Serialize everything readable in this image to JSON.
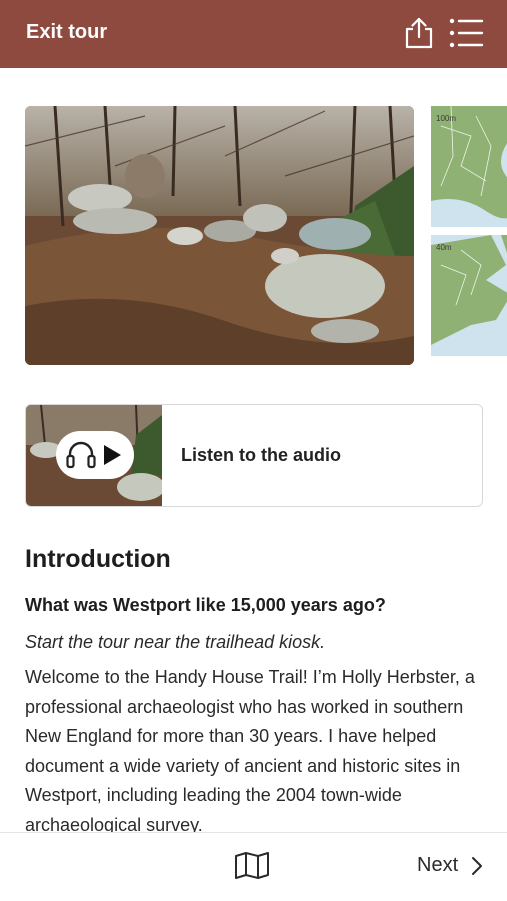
{
  "header": {
    "exit_label": "Exit tour",
    "bg_color": "#8e4a3f",
    "icons": [
      "share-icon",
      "menu-icon"
    ]
  },
  "carousel": {
    "hero_alt": "stone feature in forest",
    "side_maps": [
      {
        "label": "100m"
      },
      {
        "label": "40m"
      }
    ]
  },
  "audio": {
    "label": "Listen to the audio",
    "icons": [
      "headphones-icon",
      "play-icon"
    ]
  },
  "content": {
    "heading": "Introduction",
    "question": "What was Westport like 15,000 years ago?",
    "start_note": "Start the tour near the trailhead kiosk.",
    "body": "Welcome to the Handy House Trail! I’m Holly Herbster, a professional archaeologist who has worked in southern New England for more than 30 years. I have helped document a wide variety of ancient and historic sites in Westport, including leading the 2004 town-wide archaeological survey."
  },
  "footer": {
    "next_label": "Next",
    "icons": [
      "map-icon",
      "chevron-right-icon"
    ]
  }
}
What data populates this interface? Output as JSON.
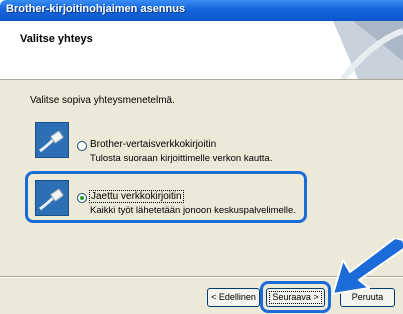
{
  "window": {
    "title": "Brother-kirjoitinohjaimen asennus"
  },
  "header": {
    "title": "Valitse yhteys"
  },
  "instruction": "Valitse sopiva yhteysmenetelmä.",
  "options": [
    {
      "label": "Brother-vertaisverkkokirjoitin",
      "description": "Tulosta suoraan kirjoittimelle verkon kautta.",
      "selected": false
    },
    {
      "label": "Jaettu verkkokirjoitin",
      "description": "Kaikki työt lähetetään jonoon keskuspalvelimelle.",
      "selected": true
    }
  ],
  "buttons": {
    "back": "< Edellinen",
    "next": "Seuraava >",
    "cancel": "Peruuta"
  },
  "colors": {
    "titlebar": "#0b55cc",
    "highlight": "#1b6bd8",
    "dialog_bg": "#ece9d8"
  }
}
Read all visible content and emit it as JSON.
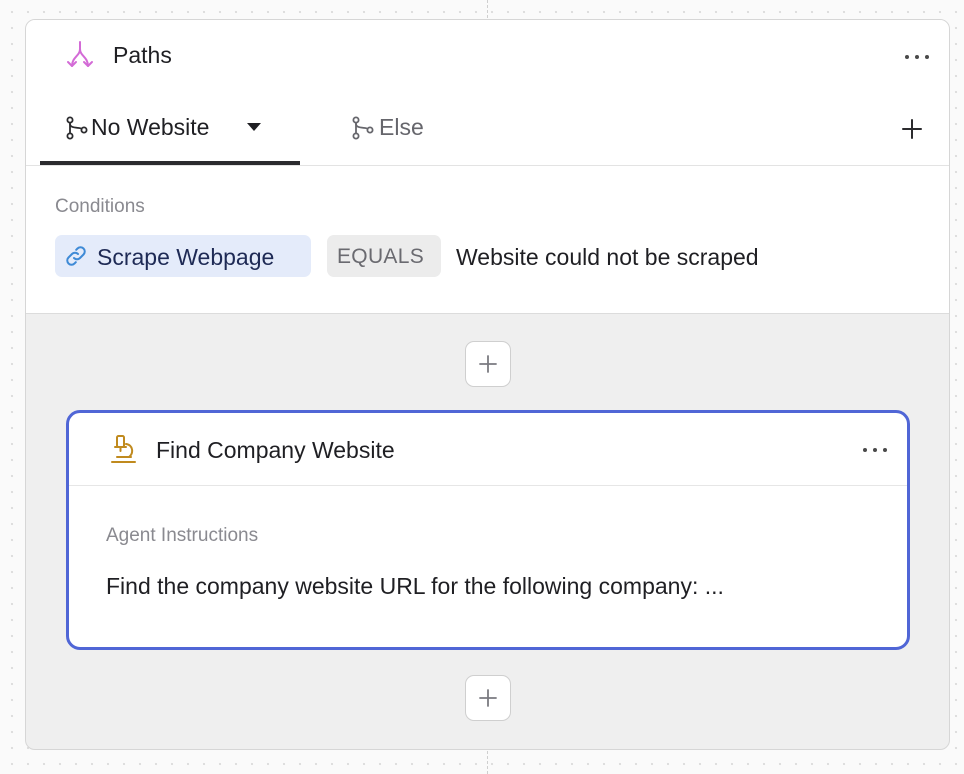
{
  "paths": {
    "title": "Paths",
    "icon": "paths-split-icon",
    "accent": "#d36bd6",
    "tabs": [
      {
        "label": "No Website",
        "icon": "branch-icon",
        "active": true
      },
      {
        "label": "Else",
        "icon": "branch-icon",
        "active": false
      }
    ],
    "conditions": {
      "label": "Conditions",
      "field": "Scrape Webpage",
      "field_icon": "link-icon",
      "operator": "EQUALS",
      "value": "Website could not be scraped"
    }
  },
  "step": {
    "title": "Find Company Website",
    "icon": "microscope-icon",
    "accent": "#c08a1e",
    "border_color": "#5066d6",
    "instructions_label": "Agent Instructions",
    "instructions_text": "Find the company website URL for the following company: ..."
  }
}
====
## What needs to be done
Write out every line of the listing that holds the word "this".

## Written response
Serialize everything readable in this image to JSON.
What data populates this interface? Output as JSON.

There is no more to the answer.